What the exercise asks: Select every line below containing the word "this".

Items:
____________________

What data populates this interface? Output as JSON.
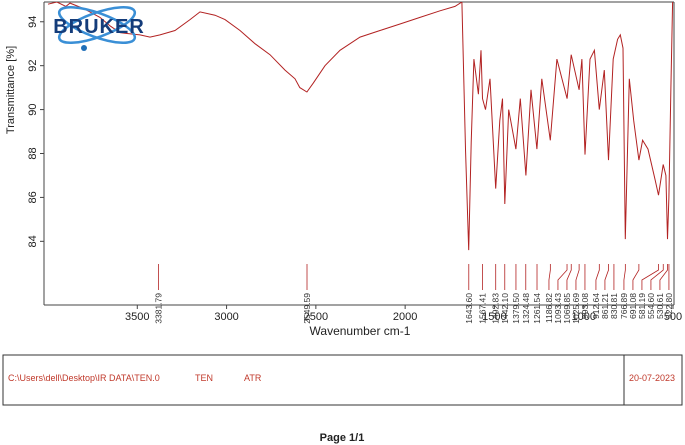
{
  "chart_data": {
    "type": "line",
    "xlabel": "Wavenumber cm-1",
    "ylabel": "Transmittance [%]",
    "color": "#b22222",
    "x": [
      4000,
      3950,
      3900,
      3877,
      3800,
      3709,
      3650,
      3597,
      3485,
      3429,
      3373,
      3289,
      3205,
      3149,
      3065,
      3009,
      2925,
      2841,
      2757,
      2673,
      2617,
      2590,
      2550,
      2515,
      2449,
      2365,
      2253,
      2141,
      2029,
      1917,
      1805,
      1721,
      1682,
      1662,
      1644,
      1630,
      1615,
      1590,
      1575,
      1567,
      1550,
      1525,
      1493,
      1470,
      1455,
      1442,
      1420,
      1380,
      1355,
      1324,
      1295,
      1262,
      1235,
      1187,
      1150,
      1093,
      1070,
      1026,
      1010,
      993,
      965,
      940,
      913,
      885,
      861,
      835,
      810,
      795,
      780,
      767,
      745,
      720,
      691,
      670,
      640,
      600,
      581,
      555,
      540,
      531,
      523,
      512,
      502
    ],
    "values": [
      94.8,
      94.9,
      94.7,
      94.85,
      94.6,
      94.2,
      93.8,
      93.5,
      93.4,
      93.3,
      93.4,
      93.6,
      94.1,
      94.45,
      94.3,
      94.1,
      93.6,
      93.0,
      92.5,
      91.8,
      91.4,
      91.0,
      90.8,
      91.2,
      92.0,
      92.7,
      93.3,
      93.6,
      93.9,
      94.2,
      94.5,
      94.7,
      94.9,
      88.2,
      83.6,
      88.5,
      92.3,
      90.7,
      92.7,
      90.5,
      90.0,
      91.4,
      86.4,
      89.5,
      90.5,
      85.7,
      90.0,
      88.2,
      90.5,
      87.0,
      90.9,
      88.2,
      91.4,
      88.6,
      92.3,
      90.5,
      92.5,
      90.9,
      92.3,
      87.95,
      92.3,
      92.7,
      90.0,
      91.8,
      87.7,
      92.3,
      93.2,
      93.4,
      92.8,
      84.1,
      91.4,
      89.5,
      87.7,
      88.6,
      88.2,
      86.8,
      86.1,
      87.5,
      87.0,
      84.1,
      86.0,
      91.0,
      94.9
    ],
    "xlim": [
      4000,
      500
    ],
    "ylim": [
      81.1,
      94.9
    ],
    "xticks": [
      3500,
      3000,
      2500,
      2000,
      1500,
      1000,
      500
    ],
    "yticks": [
      84,
      86,
      88,
      90,
      92,
      94
    ],
    "peaks": {
      "values": [
        3381.79,
        2549.59,
        1643.6,
        1567.41,
        1492.83,
        1442.1,
        1379.5,
        1324.48,
        1261.54,
        1186.82,
        1093.43,
        1069.85,
        1025.69,
        993.08,
        912.64,
        861.21,
        830.81,
        766.89,
        691.08,
        581.19,
        554.6,
        530.61,
        522.8
      ],
      "value_labels": [
        "3381.79",
        "2549.59",
        "1643.60",
        "1567.41",
        "1492.83",
        "1442.10",
        "1379.50",
        "1324.48",
        "1261.54",
        "1186.82",
        "1093.43",
        "1069.85",
        "1025.69",
        "993.08",
        "912.64",
        "861.21",
        "830.81",
        "766.89",
        "691.08",
        "581.19",
        "554.60",
        "530.61",
        "522.80"
      ]
    }
  },
  "logo": "BRUKER",
  "footer": {
    "path": "C:\\Users\\dell\\Desktop\\IR DATA\\TEN.0",
    "sample": "TEN",
    "mode": "ATR",
    "date": "20-07-2023"
  },
  "page": "Page 1/1"
}
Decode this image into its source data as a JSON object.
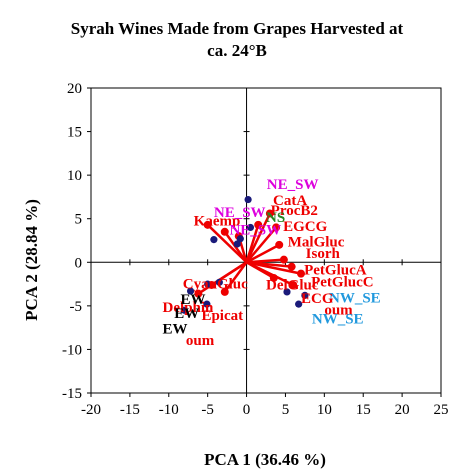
{
  "chart_data": {
    "type": "scatter",
    "title_lines": [
      "Syrah Wines Made from Grapes Harvested at",
      "ca. 24°B"
    ],
    "xlabel": "PCA 1 (36.46 %)",
    "ylabel": "PCA 2 (28.84 %)",
    "xlim": [
      -20,
      25
    ],
    "ylim": [
      -15,
      20
    ],
    "xticks": [
      -20,
      -15,
      -10,
      -5,
      0,
      5,
      10,
      15,
      20,
      25
    ],
    "yticks": [
      -15,
      -10,
      -5,
      0,
      5,
      10,
      15,
      20
    ],
    "grid": false,
    "colors": {
      "score": "#1a1a7a",
      "loading": "#ee0000",
      "ne_sw": "#dd00dd",
      "ns": "#228822",
      "nw_se": "#2299dd",
      "ew": "#000000"
    },
    "scores": [
      {
        "x": 0.2,
        "y": 7.2
      },
      {
        "x": 0.5,
        "y": 4.0
      },
      {
        "x": -0.8,
        "y": 2.7
      },
      {
        "x": -1.2,
        "y": 2.1
      },
      {
        "x": -4.2,
        "y": 2.6
      },
      {
        "x": -3.5,
        "y": -2.3
      },
      {
        "x": -5.0,
        "y": -2.5
      },
      {
        "x": -5.1,
        "y": -4.8
      },
      {
        "x": -7.2,
        "y": -3.3
      },
      {
        "x": -8.0,
        "y": -5.5
      },
      {
        "x": 5.2,
        "y": -3.4
      },
      {
        "x": 6.7,
        "y": -4.8
      },
      {
        "x": 7.5,
        "y": -3.8
      }
    ],
    "loadings": [
      {
        "x": 3.0,
        "y": 5.6
      },
      {
        "x": 3.8,
        "y": 4.0
      },
      {
        "x": 4.2,
        "y": 2.0
      },
      {
        "x": 4.8,
        "y": 0.3
      },
      {
        "x": 5.8,
        "y": -0.5
      },
      {
        "x": 7.0,
        "y": -1.3
      },
      {
        "x": 6.0,
        "y": -2.6
      },
      {
        "x": 3.5,
        "y": -1.8
      },
      {
        "x": -4.5,
        "y": -2.6
      },
      {
        "x": -6.2,
        "y": -3.6
      },
      {
        "x": -2.8,
        "y": -3.4
      },
      {
        "x": -5.0,
        "y": 4.3
      },
      {
        "x": -2.8,
        "y": 3.5
      },
      {
        "x": -1.0,
        "y": 3.0
      },
      {
        "x": 1.5,
        "y": 4.3
      }
    ],
    "labels": [
      {
        "text": "NE_SW",
        "x": 2.6,
        "y": 8.4,
        "group": "ne_sw"
      },
      {
        "text": "CatA",
        "x": 3.4,
        "y": 6.6,
        "group": "loading"
      },
      {
        "text": "ProcB2",
        "x": 3.1,
        "y": 5.4,
        "group": "loading"
      },
      {
        "text": "EGCG",
        "x": 4.7,
        "y": 3.6,
        "group": "loading"
      },
      {
        "text": "NS",
        "x": 2.5,
        "y": 4.6,
        "group": "ns"
      },
      {
        "text": "Kaemp",
        "x": -6.8,
        "y": 4.2,
        "group": "loading"
      },
      {
        "text": "NE_SW",
        "x": -4.2,
        "y": 5.2,
        "group": "ne_sw"
      },
      {
        "text": "NE_SW",
        "x": -2.2,
        "y": 3.2,
        "group": "ne_sw"
      },
      {
        "text": "MalGluc",
        "x": 5.3,
        "y": 1.8,
        "group": "loading"
      },
      {
        "text": "Isorh",
        "x": 7.6,
        "y": 0.5,
        "group": "loading"
      },
      {
        "text": "PetGlucA",
        "x": 7.4,
        "y": -1.4,
        "group": "loading"
      },
      {
        "text": "CyanGluc",
        "x": -8.2,
        "y": -3.0,
        "group": "loading"
      },
      {
        "text": "DelGluc",
        "x": 2.5,
        "y": -3.1,
        "group": "loading"
      },
      {
        "text": "PetGlucC",
        "x": 8.3,
        "y": -2.8,
        "group": "loading"
      },
      {
        "text": "NW_SE",
        "x": 10.6,
        "y": -4.6,
        "group": "nw_se"
      },
      {
        "text": "ECG",
        "x": 7.0,
        "y": -4.7,
        "group": "loading"
      },
      {
        "text": "oum",
        "x": 10.0,
        "y": -6.0,
        "group": "loading"
      },
      {
        "text": "NW_SE",
        "x": 8.4,
        "y": -7.0,
        "group": "nw_se"
      },
      {
        "text": "Delphin",
        "x": -10.8,
        "y": -5.7,
        "group": "loading"
      },
      {
        "text": "EW",
        "x": -8.5,
        "y": -4.8,
        "group": "ew"
      },
      {
        "text": "EW",
        "x": -9.3,
        "y": -6.4,
        "group": "ew"
      },
      {
        "text": "Epicat",
        "x": -5.8,
        "y": -6.6,
        "group": "loading"
      },
      {
        "text": "EW",
        "x": -10.8,
        "y": -8.2,
        "group": "ew"
      },
      {
        "text": "oum",
        "x": -7.8,
        "y": -9.5,
        "group": "loading"
      }
    ]
  }
}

____________________

Written solution:
What data populates this interface? Output as JSON.
Decode this image into its source data as a JSON object.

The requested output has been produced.